Saved entries
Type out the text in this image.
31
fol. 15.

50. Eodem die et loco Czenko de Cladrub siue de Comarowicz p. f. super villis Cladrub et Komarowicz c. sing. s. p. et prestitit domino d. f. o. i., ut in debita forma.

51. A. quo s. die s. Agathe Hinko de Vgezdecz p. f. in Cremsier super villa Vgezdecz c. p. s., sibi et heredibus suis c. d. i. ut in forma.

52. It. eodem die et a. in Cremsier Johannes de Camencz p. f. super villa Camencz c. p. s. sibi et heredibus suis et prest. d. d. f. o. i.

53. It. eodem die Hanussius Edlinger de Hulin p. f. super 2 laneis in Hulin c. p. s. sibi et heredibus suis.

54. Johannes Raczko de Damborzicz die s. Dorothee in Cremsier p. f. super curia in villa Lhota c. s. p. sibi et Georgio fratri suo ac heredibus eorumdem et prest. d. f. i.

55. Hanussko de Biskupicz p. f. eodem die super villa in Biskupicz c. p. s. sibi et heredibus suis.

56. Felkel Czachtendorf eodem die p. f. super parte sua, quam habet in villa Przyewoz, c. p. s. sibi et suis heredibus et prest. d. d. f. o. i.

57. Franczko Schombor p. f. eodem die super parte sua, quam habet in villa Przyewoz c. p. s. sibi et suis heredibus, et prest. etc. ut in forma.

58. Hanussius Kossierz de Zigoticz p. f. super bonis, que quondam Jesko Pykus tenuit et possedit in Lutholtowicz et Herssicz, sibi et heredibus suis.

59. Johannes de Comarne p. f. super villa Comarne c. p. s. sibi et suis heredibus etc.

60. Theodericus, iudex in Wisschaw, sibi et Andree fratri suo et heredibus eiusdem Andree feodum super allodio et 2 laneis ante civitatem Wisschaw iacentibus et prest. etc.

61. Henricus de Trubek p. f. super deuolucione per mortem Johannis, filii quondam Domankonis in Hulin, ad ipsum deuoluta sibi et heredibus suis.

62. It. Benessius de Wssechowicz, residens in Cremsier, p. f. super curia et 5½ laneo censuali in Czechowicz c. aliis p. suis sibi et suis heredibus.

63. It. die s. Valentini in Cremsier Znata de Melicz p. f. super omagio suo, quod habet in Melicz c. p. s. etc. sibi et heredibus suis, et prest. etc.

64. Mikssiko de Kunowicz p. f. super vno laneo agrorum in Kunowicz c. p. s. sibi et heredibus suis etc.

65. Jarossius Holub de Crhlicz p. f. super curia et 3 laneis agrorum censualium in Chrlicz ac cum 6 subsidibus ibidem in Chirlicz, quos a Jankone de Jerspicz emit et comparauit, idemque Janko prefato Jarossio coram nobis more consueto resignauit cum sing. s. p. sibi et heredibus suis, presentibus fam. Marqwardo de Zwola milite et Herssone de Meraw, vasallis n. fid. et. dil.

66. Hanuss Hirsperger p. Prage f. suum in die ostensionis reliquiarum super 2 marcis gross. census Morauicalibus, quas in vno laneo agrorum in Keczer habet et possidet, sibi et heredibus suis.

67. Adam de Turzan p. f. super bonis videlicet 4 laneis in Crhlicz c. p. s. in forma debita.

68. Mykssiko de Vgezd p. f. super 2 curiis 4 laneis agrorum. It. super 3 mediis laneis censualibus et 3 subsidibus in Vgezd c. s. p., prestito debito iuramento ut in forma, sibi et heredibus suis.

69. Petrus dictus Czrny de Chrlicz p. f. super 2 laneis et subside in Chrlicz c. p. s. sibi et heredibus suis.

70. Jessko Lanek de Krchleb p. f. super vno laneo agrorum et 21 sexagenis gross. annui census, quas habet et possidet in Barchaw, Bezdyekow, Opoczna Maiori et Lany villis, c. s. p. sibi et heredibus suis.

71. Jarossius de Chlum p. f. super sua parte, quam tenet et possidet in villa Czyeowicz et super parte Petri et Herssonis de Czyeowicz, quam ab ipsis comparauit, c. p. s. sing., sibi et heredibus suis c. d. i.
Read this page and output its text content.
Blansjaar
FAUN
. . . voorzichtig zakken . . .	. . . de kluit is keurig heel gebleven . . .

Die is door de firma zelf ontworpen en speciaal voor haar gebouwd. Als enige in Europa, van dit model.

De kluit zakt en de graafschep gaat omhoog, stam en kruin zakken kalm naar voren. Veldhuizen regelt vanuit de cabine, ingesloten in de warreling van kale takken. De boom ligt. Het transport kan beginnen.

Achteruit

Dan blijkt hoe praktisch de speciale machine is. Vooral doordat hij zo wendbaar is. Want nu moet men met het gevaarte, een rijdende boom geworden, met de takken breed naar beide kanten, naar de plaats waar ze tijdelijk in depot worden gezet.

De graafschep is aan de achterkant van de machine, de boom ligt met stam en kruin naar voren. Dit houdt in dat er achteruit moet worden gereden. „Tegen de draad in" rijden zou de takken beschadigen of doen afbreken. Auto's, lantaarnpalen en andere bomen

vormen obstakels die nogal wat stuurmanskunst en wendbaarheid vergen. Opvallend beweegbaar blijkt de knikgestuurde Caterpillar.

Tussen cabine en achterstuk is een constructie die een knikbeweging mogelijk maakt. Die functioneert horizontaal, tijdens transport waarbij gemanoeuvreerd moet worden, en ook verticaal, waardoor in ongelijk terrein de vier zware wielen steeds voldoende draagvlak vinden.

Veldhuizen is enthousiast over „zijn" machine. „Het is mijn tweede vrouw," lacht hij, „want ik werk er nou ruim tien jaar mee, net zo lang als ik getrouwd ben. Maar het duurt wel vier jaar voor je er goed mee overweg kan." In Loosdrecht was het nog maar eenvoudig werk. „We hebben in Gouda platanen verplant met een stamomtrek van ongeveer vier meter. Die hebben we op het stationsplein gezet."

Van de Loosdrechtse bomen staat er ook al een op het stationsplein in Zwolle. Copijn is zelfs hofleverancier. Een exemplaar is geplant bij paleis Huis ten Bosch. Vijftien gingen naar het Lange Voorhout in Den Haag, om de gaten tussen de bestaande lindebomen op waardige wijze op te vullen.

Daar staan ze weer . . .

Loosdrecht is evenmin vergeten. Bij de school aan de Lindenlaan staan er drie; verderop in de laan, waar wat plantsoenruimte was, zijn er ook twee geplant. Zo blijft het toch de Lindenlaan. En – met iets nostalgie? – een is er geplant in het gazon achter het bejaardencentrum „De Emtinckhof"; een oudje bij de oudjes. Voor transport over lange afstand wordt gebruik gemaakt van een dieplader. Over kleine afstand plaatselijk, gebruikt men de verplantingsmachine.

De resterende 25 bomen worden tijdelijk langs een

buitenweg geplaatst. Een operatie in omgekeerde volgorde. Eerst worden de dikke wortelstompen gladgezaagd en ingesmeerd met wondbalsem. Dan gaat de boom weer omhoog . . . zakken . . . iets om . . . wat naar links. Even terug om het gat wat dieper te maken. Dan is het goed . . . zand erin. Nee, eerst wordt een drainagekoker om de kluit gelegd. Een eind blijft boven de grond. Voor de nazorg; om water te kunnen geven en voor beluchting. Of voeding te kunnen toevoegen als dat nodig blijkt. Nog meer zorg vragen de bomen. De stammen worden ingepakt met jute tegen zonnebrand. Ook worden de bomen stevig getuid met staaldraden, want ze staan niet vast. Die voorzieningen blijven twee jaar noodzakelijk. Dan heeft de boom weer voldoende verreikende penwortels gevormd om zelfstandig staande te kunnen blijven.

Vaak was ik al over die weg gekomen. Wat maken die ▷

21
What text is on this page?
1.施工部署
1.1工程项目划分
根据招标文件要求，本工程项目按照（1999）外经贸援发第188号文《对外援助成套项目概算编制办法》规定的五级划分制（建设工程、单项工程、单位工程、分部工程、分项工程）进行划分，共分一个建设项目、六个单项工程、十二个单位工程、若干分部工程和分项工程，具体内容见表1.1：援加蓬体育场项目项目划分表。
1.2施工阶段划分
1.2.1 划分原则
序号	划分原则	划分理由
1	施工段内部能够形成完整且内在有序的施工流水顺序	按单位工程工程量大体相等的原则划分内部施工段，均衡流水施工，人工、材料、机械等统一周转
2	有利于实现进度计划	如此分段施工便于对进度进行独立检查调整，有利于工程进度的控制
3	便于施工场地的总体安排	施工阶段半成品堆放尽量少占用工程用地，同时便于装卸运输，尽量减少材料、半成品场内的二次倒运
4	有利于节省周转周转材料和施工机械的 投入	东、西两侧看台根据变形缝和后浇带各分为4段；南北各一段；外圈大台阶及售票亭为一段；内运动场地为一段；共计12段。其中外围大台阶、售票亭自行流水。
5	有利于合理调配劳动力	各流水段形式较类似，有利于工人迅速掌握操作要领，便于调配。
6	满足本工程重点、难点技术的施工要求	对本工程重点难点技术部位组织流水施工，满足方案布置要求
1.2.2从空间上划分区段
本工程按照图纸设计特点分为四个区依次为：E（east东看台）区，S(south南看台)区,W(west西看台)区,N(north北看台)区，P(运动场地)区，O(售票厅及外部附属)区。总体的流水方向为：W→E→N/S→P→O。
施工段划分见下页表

Instructions for the task: Which lines of the data include "this"? Copy each of them.

Right answer:
Type out the text in this image.
Read this page and output its text content.
What text is on this page?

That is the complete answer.